### DIRECTION
Select, from the data, each line where "What" occurs.

### MATERIALS PROVIDED

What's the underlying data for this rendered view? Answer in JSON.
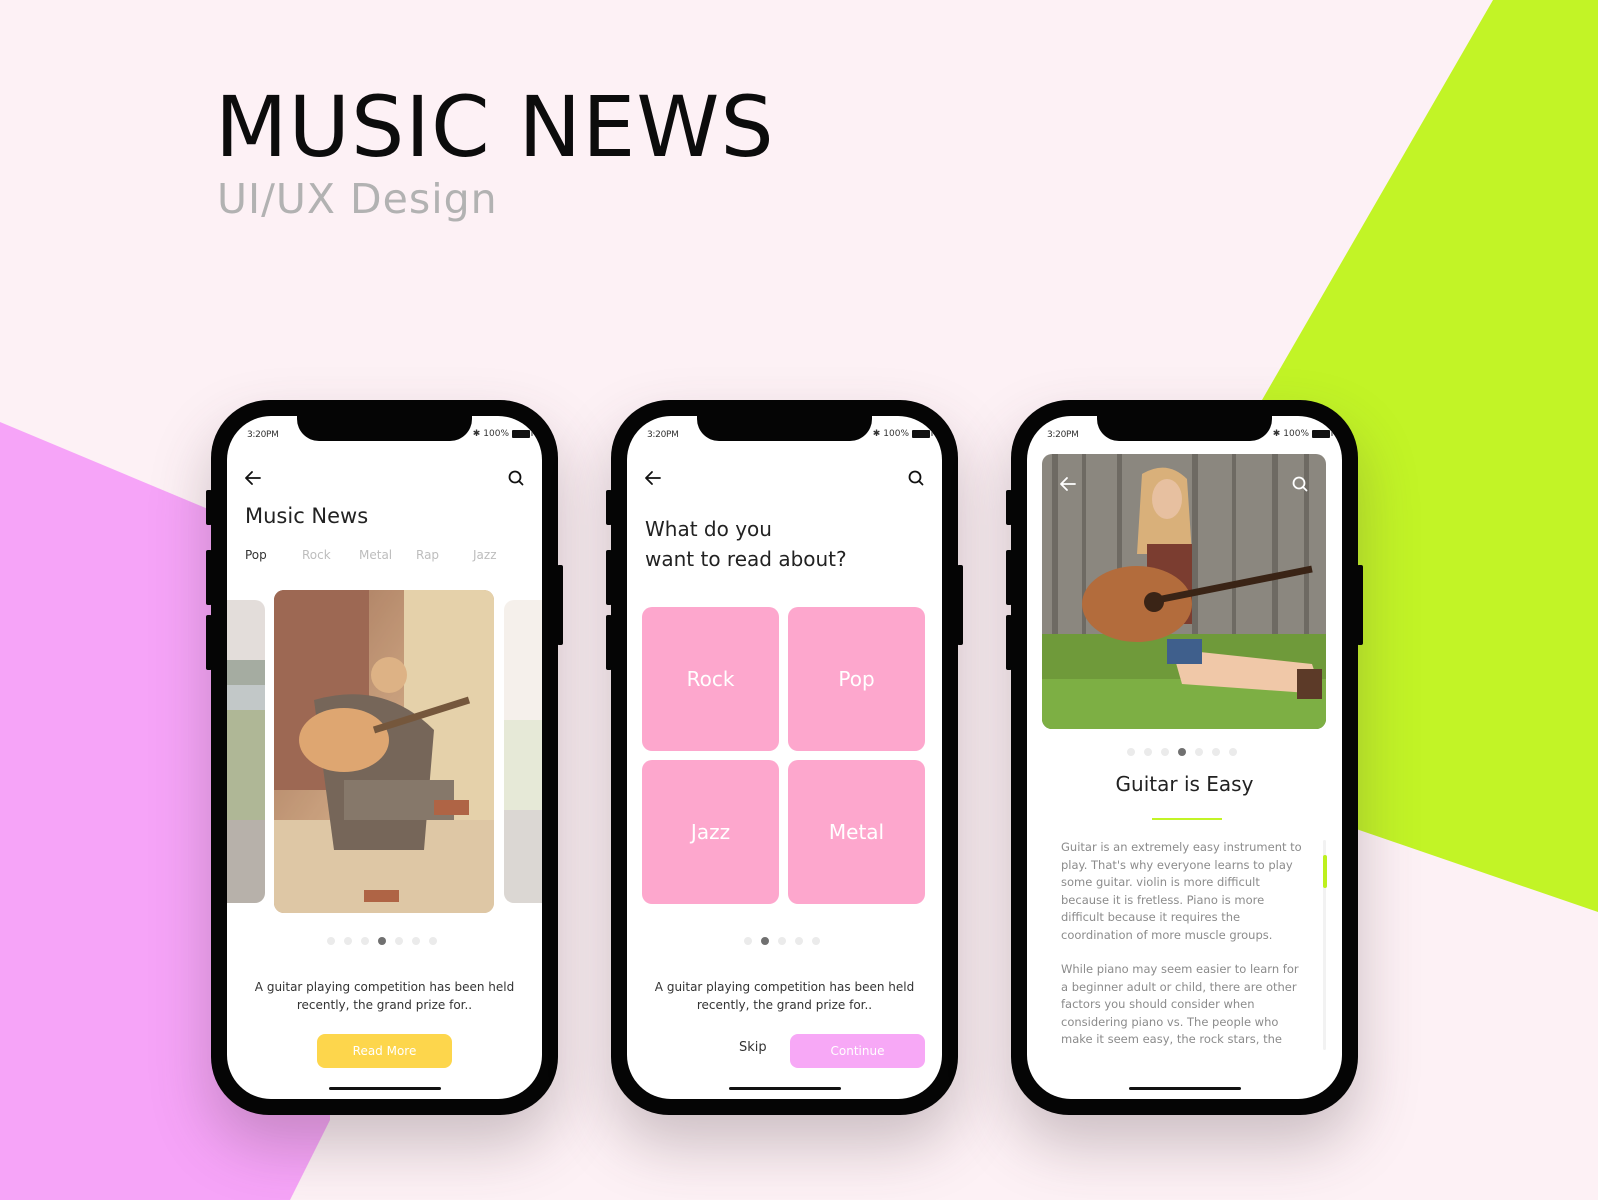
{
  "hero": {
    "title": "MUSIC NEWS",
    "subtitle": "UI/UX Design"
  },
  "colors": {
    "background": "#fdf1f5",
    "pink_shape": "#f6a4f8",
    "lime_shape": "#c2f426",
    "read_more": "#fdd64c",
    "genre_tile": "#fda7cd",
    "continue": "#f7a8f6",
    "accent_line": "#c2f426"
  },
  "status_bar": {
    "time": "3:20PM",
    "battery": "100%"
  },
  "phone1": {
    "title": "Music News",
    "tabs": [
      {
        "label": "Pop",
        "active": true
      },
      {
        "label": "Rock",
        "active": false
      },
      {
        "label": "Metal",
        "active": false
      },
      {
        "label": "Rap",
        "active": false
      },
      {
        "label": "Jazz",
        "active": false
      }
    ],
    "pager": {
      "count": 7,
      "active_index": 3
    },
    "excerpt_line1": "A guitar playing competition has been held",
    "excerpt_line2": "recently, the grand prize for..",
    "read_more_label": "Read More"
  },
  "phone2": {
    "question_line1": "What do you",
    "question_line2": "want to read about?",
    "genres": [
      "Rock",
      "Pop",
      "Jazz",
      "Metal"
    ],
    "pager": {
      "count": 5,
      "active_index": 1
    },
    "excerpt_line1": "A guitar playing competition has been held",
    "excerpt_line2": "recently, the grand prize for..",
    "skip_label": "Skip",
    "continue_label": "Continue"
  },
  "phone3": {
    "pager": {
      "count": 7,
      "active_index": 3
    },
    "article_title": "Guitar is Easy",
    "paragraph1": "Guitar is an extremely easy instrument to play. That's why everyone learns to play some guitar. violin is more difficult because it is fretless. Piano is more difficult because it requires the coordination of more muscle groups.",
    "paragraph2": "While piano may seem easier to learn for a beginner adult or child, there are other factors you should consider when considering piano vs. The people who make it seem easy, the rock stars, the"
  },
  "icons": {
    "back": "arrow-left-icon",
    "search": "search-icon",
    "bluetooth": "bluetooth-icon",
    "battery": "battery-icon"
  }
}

### RESPONSE TO THE EXERCISE
What's the underlying data for this rendered view? Answer in JSON.
    "question_line1": "What do you",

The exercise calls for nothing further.